Traduisez en anglais la phrase suivante, tirée de l'extrait sur la khizana de Kenadza : « L'édifice, situé à l'intérieur du ksar de Kenadza, faisait anciennement partie des lieux communs de la zaouïa et de la mosquée du saint Sidi-M’hamed Ben-Bouziane, fondateur de la tarîqa Ezziani-Echadoulia, au 15ème siècle. »

Extrait choisi
··········

En dépit d'une opération de consolidation en 2004,  la bâtisse abritant la "khizana" (bibliothèque traditionnelle) de Kenadza, présente  encore aujourd'hui sérieux risque d’effondrement, mettant en péril un pan du  patrimoine immatériel national, représenté notamment par les manuscrits s'y  trouvant.
L'édifice, situé à l'intérieur du ksar de Kenadza, faisait anciennement  partie des lieux communs de la zaouïa et de la mosquée du saint Sidi-M’hamed Ben-Bouziane, fondateur de la tarîqa Ezziani-Echadoulia, au 15ème siècle.          
Cette nouvelle menace d'effondrement a été induite par les intempéries enregistrées en octobre 2008 dans la région de Béchar, qui ont causé des "dégâts  très importants" à cette structure. "Les dégâts causés à sa toiture ont fait que celle-ci est sujette à  des infiltrations d'eau de pluies qui risquent d'abîmer les ouvrages de la khizana",  a expliqué à cet égard son responsable, Sidi-Béchar Tahiri, lui-même descendant  de Sidi-M’hamed Ben-Bouziane.

··········

Données d'entrée
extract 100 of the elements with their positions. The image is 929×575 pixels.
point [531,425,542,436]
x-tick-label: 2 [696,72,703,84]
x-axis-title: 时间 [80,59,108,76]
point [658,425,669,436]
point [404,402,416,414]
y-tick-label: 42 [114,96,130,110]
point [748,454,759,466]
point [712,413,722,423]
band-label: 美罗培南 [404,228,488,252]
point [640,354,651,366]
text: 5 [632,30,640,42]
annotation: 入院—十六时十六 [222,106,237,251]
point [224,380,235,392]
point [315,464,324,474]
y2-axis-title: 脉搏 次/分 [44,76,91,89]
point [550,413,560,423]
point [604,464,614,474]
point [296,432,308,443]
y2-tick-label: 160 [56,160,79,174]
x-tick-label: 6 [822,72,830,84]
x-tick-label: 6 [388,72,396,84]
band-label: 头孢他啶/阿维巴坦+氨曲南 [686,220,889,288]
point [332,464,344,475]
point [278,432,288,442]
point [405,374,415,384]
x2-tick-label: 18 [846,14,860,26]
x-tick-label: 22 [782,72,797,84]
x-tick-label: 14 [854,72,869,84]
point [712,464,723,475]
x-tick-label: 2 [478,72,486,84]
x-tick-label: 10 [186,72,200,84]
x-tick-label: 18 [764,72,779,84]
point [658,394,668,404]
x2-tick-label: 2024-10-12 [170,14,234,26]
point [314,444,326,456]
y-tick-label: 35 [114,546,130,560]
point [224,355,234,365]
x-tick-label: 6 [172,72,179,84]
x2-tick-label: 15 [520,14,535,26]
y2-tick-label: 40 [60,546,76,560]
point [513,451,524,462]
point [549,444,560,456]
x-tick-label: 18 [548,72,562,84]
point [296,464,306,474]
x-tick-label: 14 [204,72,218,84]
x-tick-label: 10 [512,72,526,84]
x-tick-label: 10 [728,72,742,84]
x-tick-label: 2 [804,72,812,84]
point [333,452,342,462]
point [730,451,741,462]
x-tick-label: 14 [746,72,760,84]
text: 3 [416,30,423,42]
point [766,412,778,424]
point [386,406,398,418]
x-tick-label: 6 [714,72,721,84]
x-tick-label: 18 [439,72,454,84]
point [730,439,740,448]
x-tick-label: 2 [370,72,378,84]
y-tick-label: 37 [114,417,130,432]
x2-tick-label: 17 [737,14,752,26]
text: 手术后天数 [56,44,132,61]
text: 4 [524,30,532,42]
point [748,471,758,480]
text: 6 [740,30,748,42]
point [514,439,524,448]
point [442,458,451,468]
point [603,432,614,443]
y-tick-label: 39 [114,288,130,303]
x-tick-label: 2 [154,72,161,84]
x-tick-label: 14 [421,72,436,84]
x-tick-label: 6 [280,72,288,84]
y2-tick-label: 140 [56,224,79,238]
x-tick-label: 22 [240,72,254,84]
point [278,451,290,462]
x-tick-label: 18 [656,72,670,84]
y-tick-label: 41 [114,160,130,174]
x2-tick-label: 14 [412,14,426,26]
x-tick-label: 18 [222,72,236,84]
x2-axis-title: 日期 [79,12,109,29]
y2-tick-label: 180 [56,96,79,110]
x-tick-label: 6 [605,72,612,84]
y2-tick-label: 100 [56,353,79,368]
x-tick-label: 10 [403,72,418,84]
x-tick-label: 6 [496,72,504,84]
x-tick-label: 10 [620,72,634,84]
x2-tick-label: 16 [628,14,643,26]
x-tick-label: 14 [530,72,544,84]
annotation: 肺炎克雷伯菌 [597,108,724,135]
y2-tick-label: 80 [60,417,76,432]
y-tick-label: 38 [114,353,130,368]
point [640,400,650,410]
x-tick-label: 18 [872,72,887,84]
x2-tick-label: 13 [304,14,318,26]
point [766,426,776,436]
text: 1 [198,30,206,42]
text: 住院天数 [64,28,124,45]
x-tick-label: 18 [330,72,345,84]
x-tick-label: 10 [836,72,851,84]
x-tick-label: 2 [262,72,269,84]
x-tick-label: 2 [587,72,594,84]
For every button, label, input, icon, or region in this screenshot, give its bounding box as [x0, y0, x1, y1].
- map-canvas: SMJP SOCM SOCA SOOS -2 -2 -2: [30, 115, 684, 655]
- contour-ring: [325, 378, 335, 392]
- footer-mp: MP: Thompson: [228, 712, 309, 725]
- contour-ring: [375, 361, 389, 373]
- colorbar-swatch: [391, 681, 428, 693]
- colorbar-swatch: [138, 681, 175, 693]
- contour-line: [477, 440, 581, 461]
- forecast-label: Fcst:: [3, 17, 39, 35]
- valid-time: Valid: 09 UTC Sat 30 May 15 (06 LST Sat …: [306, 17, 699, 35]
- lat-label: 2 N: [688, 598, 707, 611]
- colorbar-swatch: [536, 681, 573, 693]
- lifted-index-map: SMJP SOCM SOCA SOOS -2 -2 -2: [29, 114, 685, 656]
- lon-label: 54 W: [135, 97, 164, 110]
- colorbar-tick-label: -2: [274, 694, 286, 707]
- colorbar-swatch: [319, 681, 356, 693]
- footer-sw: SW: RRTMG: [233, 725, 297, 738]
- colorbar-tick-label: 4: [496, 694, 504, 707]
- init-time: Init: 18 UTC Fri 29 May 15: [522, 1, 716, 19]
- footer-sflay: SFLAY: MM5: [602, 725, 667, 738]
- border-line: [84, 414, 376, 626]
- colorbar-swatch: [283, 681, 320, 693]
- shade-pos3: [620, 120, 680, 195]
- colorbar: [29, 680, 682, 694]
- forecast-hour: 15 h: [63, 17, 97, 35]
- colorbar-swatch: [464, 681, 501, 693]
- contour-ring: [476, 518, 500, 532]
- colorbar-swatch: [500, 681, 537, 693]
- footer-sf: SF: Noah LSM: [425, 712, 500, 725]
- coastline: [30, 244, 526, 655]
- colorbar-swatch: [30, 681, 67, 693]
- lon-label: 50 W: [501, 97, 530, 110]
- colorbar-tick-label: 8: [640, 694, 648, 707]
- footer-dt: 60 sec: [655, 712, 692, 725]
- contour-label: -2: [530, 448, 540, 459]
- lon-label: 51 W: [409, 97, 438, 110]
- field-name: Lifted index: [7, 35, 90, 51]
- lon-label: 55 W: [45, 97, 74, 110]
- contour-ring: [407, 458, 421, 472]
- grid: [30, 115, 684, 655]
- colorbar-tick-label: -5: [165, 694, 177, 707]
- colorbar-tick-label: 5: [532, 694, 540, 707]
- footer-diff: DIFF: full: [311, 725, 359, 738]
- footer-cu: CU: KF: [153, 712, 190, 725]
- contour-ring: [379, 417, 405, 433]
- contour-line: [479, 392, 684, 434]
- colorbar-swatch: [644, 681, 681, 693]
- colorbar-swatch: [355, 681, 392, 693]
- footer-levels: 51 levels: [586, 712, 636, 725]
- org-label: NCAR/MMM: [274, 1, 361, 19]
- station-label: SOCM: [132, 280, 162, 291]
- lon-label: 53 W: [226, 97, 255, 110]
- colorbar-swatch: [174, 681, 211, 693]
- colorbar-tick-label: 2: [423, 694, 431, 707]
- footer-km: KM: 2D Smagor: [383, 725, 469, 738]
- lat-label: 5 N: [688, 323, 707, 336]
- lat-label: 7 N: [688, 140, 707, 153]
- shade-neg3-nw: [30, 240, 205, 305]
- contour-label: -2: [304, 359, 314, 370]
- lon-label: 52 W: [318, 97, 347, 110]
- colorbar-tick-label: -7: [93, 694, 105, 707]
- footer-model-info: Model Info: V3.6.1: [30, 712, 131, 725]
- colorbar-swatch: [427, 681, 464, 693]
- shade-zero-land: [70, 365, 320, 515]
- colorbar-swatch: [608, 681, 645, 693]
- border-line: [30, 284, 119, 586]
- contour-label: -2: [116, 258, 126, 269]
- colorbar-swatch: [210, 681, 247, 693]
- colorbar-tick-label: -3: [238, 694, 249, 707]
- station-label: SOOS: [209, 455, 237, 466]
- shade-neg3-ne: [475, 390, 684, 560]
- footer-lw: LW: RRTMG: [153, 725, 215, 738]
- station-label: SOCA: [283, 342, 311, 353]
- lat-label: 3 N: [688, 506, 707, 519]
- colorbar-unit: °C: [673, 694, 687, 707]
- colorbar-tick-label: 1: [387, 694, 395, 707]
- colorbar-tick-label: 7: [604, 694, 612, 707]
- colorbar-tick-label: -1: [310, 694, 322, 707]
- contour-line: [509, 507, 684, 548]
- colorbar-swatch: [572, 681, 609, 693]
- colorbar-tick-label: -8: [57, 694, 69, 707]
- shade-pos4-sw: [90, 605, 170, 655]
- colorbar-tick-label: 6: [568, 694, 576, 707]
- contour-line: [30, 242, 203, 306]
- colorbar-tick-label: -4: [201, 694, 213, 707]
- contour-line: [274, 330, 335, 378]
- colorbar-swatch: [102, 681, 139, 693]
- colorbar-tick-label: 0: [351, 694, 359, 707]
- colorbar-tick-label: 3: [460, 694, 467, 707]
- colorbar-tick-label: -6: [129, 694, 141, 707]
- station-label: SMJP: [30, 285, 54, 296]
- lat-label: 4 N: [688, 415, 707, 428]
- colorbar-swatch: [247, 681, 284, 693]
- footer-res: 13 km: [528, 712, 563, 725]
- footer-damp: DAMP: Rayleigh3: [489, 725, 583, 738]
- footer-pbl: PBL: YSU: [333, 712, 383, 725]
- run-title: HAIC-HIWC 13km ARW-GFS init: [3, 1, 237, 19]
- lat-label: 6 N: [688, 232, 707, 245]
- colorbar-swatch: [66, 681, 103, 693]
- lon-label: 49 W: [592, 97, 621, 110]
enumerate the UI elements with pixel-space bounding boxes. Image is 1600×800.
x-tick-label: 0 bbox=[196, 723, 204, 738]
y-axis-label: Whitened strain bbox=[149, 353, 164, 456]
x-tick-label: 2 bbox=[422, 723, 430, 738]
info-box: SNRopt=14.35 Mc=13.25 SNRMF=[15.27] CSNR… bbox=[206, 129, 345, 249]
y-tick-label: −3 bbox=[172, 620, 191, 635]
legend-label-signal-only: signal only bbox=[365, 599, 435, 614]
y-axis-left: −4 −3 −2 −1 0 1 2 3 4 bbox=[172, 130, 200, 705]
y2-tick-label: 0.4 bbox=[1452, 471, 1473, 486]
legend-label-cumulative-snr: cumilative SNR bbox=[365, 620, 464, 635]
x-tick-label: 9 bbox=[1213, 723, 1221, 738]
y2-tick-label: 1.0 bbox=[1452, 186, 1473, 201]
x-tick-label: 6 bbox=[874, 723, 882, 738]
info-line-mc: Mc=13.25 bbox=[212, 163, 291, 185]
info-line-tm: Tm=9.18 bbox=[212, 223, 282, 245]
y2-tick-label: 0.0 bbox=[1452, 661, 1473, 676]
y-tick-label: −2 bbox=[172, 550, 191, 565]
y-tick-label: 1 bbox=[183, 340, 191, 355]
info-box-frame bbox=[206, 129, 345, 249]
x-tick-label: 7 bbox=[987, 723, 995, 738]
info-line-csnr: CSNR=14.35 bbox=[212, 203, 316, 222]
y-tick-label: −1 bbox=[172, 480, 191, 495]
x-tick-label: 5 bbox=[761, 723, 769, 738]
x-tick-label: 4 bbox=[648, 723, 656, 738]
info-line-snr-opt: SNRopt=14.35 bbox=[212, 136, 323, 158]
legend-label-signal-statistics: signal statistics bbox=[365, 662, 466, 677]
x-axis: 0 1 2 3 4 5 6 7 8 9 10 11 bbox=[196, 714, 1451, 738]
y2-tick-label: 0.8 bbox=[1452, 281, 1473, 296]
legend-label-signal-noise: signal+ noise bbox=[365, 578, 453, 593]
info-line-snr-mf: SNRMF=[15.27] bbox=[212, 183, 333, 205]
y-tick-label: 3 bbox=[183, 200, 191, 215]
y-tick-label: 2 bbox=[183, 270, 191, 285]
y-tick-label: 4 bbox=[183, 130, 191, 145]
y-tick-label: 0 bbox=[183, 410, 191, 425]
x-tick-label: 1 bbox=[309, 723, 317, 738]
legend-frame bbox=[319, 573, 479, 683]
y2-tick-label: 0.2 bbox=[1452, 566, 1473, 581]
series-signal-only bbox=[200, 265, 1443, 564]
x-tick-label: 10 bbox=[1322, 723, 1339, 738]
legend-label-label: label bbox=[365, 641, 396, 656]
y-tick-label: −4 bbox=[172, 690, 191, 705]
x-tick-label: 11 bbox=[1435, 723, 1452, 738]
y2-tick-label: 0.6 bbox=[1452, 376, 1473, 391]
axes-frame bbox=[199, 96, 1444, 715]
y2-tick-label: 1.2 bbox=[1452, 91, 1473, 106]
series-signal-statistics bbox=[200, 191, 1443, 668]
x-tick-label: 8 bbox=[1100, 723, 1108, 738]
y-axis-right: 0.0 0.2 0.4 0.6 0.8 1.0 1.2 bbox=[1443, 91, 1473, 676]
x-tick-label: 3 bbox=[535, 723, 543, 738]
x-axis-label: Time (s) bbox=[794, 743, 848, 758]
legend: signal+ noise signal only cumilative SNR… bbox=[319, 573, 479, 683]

··········

Solution
The building, located inside the ksar of Kenadza, was formerly part of the common areas of the zaouia and the mosque of the saint Sidi-M’hamed Ben-Bouziane, founder of the Ezziani-Echadoulia tariqa, in the 15th century.